====== SUPPLIED RECORDS ======

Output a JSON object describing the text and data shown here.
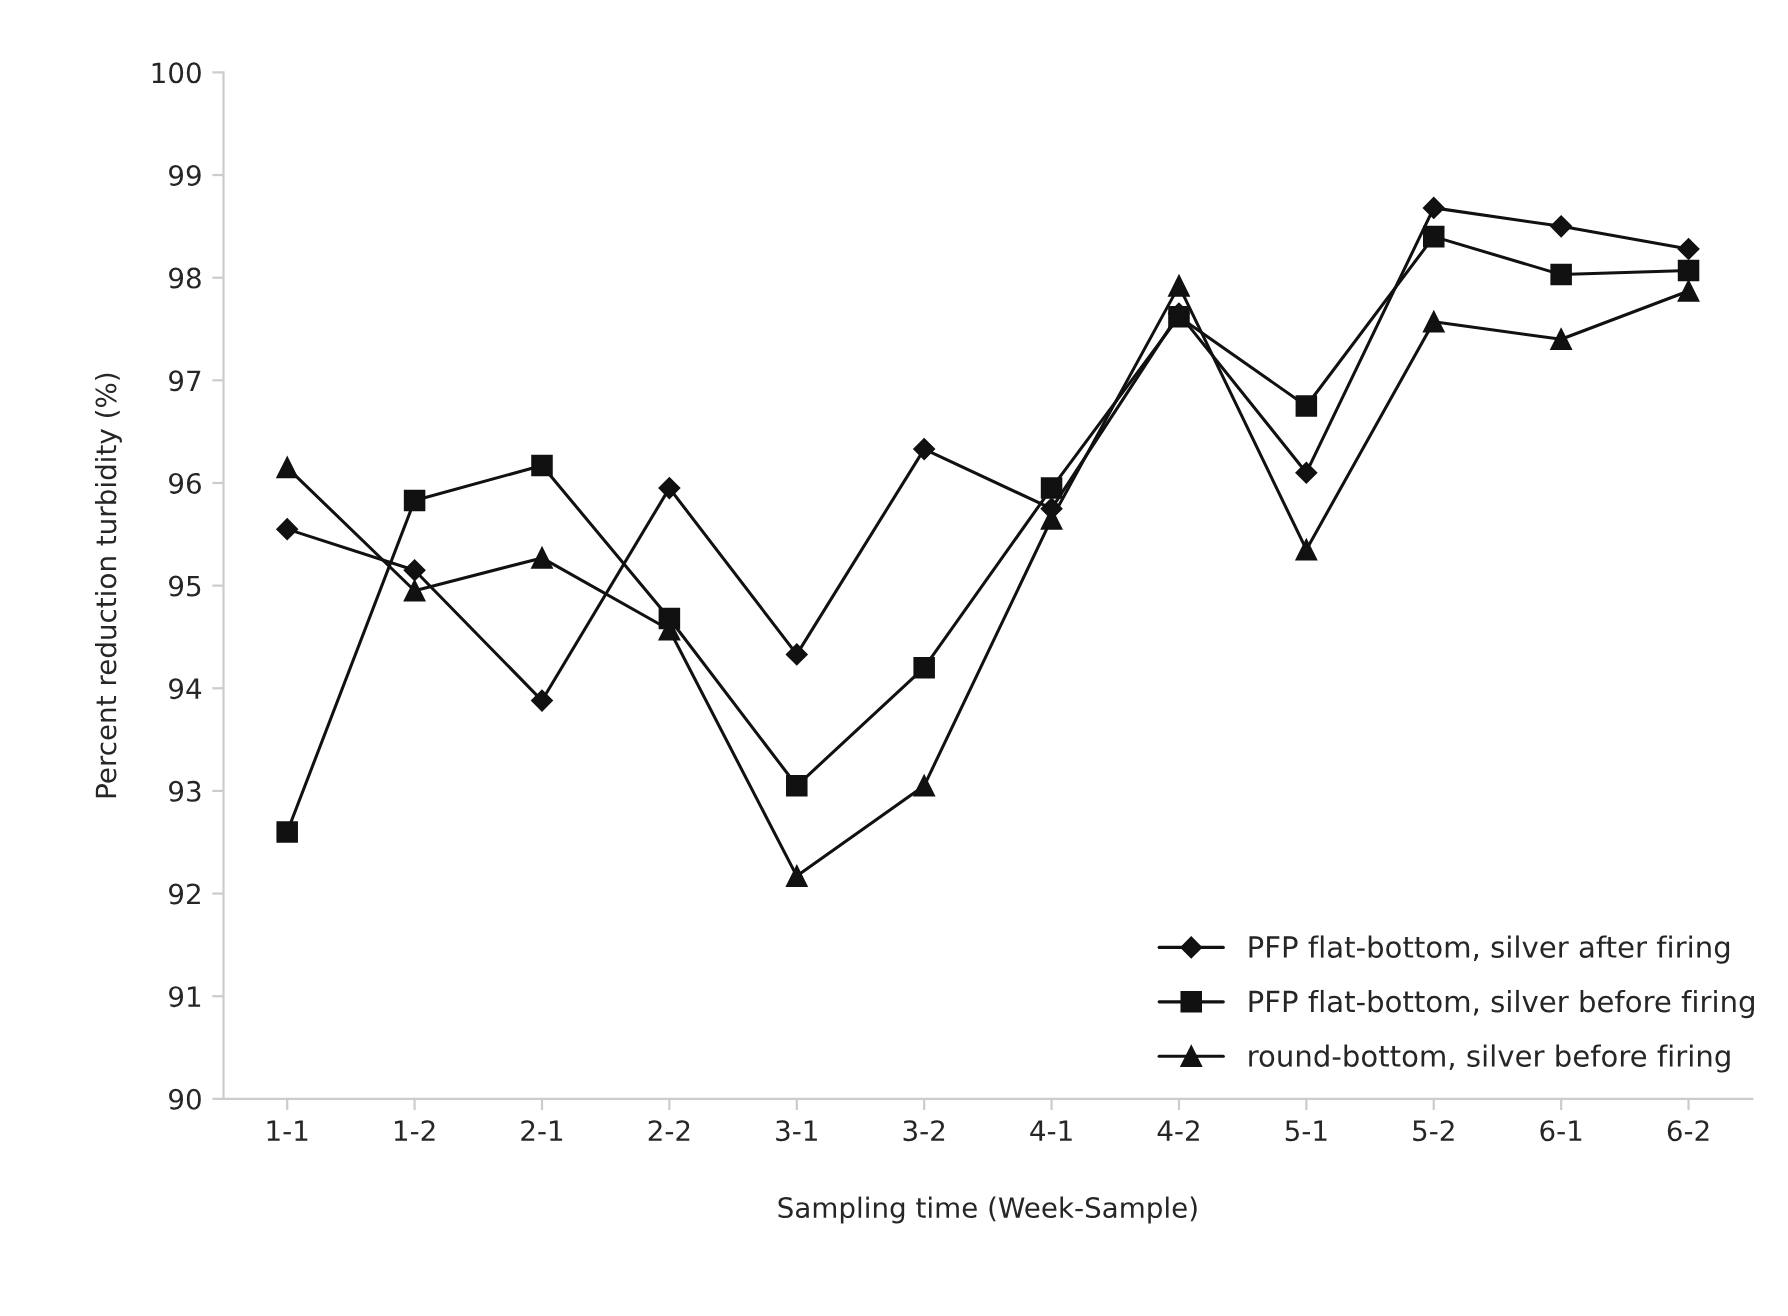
{
  "chart_data": {
    "type": "line",
    "xlabel": "Sampling time (Week-Sample)",
    "ylabel": "Percent reduction turbidity (%)",
    "categories": [
      "1-1",
      "1-2",
      "2-1",
      "2-2",
      "3-1",
      "3-2",
      "4-1",
      "4-2",
      "5-1",
      "5-2",
      "6-1",
      "6-2"
    ],
    "series": [
      {
        "name": "PFP flat-bottom, silver after firing",
        "color": "#111111",
        "marker": "diamond",
        "values": [
          95.55,
          95.15,
          93.88,
          95.95,
          94.33,
          96.33,
          95.75,
          97.65,
          96.1,
          98.68,
          98.5,
          98.28
        ]
      },
      {
        "name": "PFP flat-bottom, silver before firing",
        "color": "#111111",
        "marker": "square",
        "values": [
          92.6,
          95.83,
          96.17,
          94.68,
          93.05,
          94.2,
          95.95,
          97.62,
          96.75,
          98.4,
          98.03,
          98.07
        ]
      },
      {
        "name": "round-bottom, silver before firing",
        "color": "#111111",
        "marker": "triangle",
        "values": [
          96.15,
          94.95,
          95.27,
          94.57,
          92.17,
          93.05,
          95.65,
          97.92,
          95.35,
          97.57,
          97.4,
          97.87
        ]
      }
    ],
    "ylim": [
      90,
      100
    ],
    "yticks": [
      90,
      91,
      92,
      93,
      94,
      95,
      96,
      97,
      98,
      99,
      100
    ],
    "grid": false,
    "legend": "bottom right",
    "line_style": "solid"
  }
}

======

- AIM OF THE TASK: Filter out all lines lacking the word "flat" and copy the rest.

- RESULT OF THE TASK:
        "name": "PFP flat-bottom, silver after firing",
        "name": "PFP flat-bottom, silver before firing",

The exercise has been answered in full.